• [Exercise prompt]: Can you duplicate the passage of the Storage Spaces disk replacement text between "Get-PhysicalDisk" and "to be broken.", inclusive?

• [Text provided]:
Replacing a failed disk in a stand-alone Storage Spaces with Mirror Accelerated Parity

Introduction

I use Storage spaces in various environments for several use cases, even with clients (see Move Storage Spaces from Windows 8.1 to Windows 10). In this blog post, we’ll walk through replacing a failed disk in a stand-alone Storage Spaces with Mirror Accelerated Parity. have a number of DELL R740XD stand-alone servers with a ton of storage that I use as backup targets. See A compact, high capacity, high throughput, and low latency backup target for Veeam Backup & Replication v10 for a nice article on a high-performance design with such servers. They deliver the repositories for the extents in Veeam Backup & Replication Scale-out Backup Repositories. They have MVME’s for the performance tier in Storage Spaces with Mirror Accelerated Parity.

Even with the best hardware and vendor, a disk can fail and yes, it happened to one of our NVME drives. Reseating the disk did not help and we were one disk shot in device manager. So yes the disk was dead (or worse the bus where it was seated, but that is less likely).

Replacing a failed disk in a stand-alone Storage Spaces with Mirror Accelerated Parity

So let’s take a look by running

Get-PhysicalDisk 

I immediately see that we have an NVME that has lost communication, it is gone and also no longer displays a disk number. It seems to be broken.

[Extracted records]
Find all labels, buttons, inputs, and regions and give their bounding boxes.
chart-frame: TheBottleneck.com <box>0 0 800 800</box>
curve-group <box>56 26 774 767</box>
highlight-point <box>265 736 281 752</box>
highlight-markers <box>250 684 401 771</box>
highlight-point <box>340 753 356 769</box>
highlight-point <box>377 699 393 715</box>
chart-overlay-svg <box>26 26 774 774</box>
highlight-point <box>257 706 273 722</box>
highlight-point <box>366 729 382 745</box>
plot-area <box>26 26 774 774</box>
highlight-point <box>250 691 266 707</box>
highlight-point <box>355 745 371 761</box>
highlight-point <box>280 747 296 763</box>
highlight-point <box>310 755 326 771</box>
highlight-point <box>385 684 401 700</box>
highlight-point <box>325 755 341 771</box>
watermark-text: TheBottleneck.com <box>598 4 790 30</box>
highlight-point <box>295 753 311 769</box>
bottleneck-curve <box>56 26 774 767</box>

• [Correct response]:
Get-PhysicalDisk 

I immediately see that we have an NVME that has lost communication, it is gone and also no longer displays a disk number. It seems to be broken.